[Set exercise] Go through the records and extract every line with the word "title".

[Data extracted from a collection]

::::::::::

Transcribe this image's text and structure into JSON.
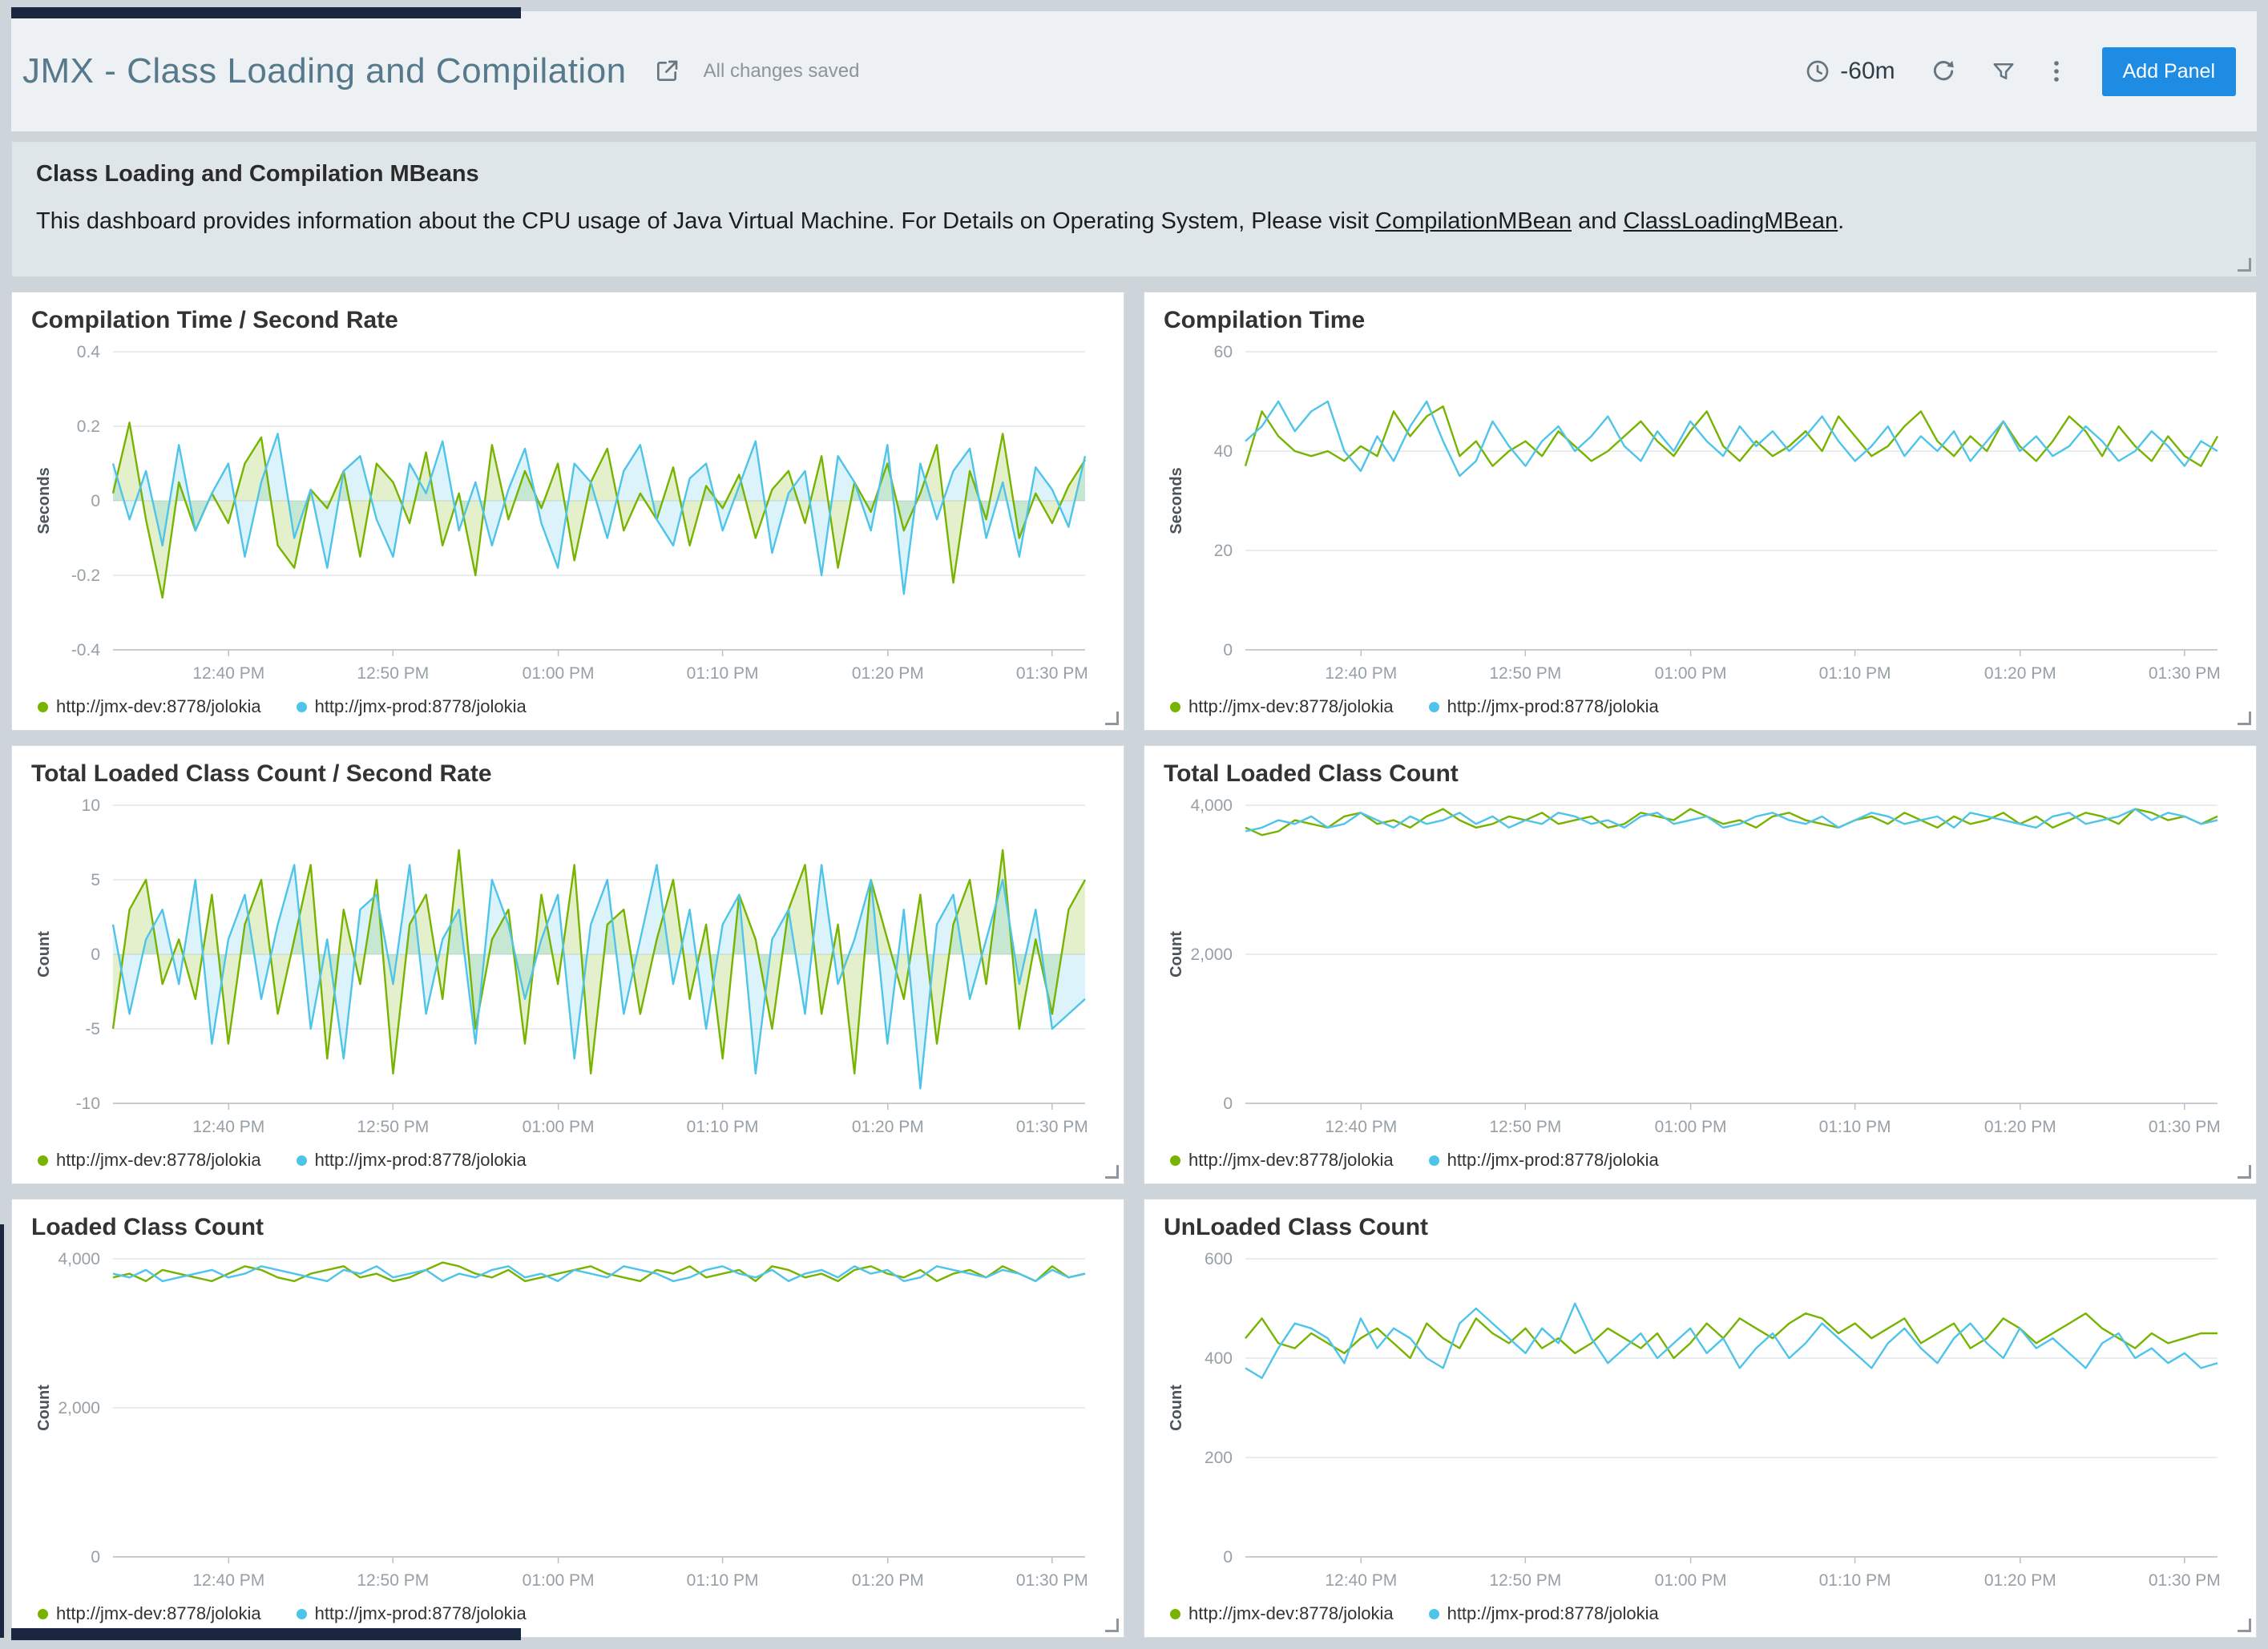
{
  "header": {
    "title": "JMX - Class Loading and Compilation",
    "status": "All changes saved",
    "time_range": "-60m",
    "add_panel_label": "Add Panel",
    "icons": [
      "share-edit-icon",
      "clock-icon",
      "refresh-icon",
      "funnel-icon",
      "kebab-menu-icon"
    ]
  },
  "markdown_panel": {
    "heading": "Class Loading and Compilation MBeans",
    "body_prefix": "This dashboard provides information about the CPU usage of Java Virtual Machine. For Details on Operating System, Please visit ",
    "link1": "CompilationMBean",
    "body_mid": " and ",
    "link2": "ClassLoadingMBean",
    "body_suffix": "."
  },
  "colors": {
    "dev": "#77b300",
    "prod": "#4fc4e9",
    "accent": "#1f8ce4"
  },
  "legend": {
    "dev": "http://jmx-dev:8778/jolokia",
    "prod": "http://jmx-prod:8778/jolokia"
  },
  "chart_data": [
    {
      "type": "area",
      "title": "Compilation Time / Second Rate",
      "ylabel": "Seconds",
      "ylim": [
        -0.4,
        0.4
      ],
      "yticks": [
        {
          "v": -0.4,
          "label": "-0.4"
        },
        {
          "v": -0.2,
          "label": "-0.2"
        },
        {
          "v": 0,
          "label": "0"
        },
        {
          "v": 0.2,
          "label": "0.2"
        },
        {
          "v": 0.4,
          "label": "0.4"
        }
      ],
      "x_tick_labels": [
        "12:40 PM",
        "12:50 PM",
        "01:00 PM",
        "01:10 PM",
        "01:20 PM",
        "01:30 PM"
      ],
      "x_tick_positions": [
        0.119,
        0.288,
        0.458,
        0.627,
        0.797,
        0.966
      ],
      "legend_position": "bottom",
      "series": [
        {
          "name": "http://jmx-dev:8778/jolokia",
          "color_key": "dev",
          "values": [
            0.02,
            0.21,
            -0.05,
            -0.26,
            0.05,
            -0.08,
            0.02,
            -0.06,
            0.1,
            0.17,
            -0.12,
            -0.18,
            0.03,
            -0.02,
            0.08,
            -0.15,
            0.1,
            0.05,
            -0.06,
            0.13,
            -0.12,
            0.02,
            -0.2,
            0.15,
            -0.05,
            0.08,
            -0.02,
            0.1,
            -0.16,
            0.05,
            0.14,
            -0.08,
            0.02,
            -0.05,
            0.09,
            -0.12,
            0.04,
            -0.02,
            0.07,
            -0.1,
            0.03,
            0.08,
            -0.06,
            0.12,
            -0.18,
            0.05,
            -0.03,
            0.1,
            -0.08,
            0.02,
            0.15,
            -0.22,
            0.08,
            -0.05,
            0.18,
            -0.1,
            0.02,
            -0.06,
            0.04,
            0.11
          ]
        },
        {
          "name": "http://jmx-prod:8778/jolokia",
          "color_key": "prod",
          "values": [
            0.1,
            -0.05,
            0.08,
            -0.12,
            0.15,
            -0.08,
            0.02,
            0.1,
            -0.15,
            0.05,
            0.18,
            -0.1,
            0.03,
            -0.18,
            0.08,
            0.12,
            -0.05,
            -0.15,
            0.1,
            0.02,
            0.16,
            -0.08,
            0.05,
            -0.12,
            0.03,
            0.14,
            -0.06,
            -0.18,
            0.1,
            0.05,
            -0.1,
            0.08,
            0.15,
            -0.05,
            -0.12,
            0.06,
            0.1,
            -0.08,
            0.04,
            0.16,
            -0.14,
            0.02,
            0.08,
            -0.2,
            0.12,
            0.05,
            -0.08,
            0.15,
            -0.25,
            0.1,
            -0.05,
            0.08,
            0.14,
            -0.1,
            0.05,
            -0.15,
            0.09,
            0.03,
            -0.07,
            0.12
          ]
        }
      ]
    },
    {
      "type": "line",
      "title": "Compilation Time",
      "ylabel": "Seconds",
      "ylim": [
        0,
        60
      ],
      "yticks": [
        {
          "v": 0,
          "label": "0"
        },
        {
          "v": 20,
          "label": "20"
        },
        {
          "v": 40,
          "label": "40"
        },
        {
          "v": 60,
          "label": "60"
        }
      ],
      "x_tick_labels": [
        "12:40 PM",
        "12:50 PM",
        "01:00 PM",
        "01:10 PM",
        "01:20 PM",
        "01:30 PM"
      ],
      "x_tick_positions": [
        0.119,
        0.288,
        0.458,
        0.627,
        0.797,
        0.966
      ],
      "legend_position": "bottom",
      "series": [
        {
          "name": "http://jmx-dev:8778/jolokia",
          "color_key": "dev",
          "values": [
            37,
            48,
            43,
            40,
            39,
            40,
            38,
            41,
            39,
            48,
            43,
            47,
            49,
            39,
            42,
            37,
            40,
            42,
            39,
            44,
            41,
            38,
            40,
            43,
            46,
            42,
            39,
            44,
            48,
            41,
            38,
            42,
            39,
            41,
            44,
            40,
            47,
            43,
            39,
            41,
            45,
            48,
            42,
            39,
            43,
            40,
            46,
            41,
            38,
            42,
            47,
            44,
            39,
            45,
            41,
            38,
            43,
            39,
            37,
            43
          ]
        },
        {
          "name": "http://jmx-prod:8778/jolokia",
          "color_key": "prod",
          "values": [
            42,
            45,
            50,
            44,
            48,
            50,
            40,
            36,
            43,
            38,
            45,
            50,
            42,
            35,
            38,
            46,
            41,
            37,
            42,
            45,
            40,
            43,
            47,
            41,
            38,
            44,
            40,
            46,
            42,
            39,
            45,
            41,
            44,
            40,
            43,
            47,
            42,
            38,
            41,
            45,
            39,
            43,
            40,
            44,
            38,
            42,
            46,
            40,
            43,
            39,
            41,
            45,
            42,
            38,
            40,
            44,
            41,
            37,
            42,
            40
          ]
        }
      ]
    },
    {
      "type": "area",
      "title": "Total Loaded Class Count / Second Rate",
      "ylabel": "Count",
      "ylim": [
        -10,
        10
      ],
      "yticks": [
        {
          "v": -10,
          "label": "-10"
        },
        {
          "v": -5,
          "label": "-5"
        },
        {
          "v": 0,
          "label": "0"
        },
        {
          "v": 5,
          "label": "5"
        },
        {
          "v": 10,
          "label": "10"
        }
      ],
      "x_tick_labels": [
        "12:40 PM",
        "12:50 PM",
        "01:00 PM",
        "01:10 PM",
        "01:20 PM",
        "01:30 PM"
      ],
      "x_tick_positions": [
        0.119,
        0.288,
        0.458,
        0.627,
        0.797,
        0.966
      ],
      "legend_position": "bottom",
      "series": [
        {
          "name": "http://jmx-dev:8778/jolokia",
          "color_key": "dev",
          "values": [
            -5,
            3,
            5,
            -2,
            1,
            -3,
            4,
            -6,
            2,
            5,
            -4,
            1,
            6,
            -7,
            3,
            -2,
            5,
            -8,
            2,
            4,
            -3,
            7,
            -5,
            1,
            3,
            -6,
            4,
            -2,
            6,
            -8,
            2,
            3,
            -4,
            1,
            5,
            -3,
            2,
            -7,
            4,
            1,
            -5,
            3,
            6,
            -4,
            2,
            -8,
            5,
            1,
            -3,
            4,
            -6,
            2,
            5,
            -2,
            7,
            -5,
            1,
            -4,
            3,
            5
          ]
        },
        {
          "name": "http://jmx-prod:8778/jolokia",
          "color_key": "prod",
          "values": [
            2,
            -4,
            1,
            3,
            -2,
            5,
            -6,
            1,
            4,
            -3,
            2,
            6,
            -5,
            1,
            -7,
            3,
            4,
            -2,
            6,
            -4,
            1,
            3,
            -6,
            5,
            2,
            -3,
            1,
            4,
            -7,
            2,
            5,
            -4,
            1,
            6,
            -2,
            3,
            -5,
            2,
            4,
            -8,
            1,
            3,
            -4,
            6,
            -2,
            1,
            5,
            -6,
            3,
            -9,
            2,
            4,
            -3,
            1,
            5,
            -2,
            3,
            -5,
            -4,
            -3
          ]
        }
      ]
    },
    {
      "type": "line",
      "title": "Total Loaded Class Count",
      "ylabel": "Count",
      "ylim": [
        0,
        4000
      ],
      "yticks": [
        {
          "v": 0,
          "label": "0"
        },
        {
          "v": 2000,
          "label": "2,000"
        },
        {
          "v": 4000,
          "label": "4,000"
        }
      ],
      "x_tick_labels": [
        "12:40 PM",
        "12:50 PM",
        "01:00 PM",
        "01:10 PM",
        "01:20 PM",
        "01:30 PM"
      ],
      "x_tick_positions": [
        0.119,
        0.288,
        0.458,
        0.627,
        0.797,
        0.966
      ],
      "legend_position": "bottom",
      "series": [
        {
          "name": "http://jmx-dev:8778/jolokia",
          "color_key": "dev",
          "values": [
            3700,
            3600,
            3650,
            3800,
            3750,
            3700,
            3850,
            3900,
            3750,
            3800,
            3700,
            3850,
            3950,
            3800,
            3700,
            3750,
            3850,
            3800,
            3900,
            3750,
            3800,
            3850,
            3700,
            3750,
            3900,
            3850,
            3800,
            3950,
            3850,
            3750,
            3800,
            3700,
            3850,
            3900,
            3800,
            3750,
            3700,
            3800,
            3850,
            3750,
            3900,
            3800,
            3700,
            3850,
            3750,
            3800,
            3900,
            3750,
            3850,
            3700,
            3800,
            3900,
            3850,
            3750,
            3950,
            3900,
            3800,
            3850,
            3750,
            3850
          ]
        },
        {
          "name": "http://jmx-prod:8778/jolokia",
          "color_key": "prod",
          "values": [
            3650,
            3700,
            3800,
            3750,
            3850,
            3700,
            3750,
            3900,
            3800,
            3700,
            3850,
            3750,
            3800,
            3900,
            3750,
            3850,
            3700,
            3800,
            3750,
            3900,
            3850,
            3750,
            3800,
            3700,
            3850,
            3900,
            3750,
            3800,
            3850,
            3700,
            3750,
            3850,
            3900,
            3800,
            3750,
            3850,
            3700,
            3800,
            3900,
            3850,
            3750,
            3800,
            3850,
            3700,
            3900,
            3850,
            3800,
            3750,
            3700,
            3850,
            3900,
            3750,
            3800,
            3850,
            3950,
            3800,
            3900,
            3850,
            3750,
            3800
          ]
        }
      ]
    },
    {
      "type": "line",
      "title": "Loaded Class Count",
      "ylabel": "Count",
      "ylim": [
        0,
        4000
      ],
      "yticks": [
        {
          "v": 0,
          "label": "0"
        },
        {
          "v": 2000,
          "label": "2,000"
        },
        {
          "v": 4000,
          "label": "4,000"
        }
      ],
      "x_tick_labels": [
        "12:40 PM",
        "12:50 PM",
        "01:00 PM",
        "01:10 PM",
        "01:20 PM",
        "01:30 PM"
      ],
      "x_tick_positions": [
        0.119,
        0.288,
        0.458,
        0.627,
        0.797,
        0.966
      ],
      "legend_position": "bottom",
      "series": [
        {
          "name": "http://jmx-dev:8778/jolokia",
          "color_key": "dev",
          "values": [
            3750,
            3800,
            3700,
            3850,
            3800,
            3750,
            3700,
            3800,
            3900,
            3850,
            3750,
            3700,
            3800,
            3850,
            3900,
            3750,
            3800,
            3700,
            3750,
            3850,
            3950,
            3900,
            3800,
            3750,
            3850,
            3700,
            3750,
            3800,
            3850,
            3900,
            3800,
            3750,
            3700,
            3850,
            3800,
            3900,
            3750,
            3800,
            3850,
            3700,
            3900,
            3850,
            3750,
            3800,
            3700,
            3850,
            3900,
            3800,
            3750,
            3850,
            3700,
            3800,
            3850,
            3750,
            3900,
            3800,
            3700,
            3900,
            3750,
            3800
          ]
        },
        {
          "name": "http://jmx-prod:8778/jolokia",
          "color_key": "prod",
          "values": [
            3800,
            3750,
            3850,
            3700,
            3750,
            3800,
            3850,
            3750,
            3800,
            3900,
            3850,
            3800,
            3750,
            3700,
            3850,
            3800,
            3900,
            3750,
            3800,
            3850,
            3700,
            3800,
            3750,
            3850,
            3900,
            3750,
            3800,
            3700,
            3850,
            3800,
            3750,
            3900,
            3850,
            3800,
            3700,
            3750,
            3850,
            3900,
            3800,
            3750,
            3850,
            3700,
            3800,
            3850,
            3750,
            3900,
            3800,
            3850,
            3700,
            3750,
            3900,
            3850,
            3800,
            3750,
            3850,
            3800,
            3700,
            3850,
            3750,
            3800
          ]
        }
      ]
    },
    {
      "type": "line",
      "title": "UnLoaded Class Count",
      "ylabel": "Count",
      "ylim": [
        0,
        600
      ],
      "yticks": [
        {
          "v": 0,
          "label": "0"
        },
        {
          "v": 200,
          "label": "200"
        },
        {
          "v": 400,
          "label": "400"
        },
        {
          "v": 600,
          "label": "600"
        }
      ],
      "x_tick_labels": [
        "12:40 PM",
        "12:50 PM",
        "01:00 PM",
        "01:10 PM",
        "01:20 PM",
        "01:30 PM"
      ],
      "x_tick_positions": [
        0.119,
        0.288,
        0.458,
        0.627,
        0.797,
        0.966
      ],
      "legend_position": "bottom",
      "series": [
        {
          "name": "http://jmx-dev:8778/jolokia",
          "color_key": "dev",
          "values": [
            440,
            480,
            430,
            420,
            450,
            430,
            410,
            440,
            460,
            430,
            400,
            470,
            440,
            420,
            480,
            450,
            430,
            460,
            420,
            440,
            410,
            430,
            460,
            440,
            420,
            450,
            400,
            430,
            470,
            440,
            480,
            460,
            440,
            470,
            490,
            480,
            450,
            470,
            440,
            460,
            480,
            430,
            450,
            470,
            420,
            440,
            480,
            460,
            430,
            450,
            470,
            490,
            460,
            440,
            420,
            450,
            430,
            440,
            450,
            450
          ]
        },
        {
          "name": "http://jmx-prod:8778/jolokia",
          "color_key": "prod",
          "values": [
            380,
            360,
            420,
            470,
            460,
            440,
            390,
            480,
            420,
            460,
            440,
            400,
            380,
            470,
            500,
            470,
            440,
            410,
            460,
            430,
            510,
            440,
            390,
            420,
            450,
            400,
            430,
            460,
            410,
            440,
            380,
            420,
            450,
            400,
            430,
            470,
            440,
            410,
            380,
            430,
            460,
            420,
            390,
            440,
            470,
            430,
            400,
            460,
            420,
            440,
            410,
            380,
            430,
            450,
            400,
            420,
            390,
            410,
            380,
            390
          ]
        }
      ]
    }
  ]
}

::::::::::

[Problem solution]
    "title": "JMX - Class Loading and Compilation",
      "title": "Compilation Time / Second Rate",
      "title": "Compilation Time",
      "title": "Total Loaded Class Count / Second Rate",
      "title": "Total Loaded Class Count",
      "title": "Loaded Class Count",
      "title": "UnLoaded Class Count",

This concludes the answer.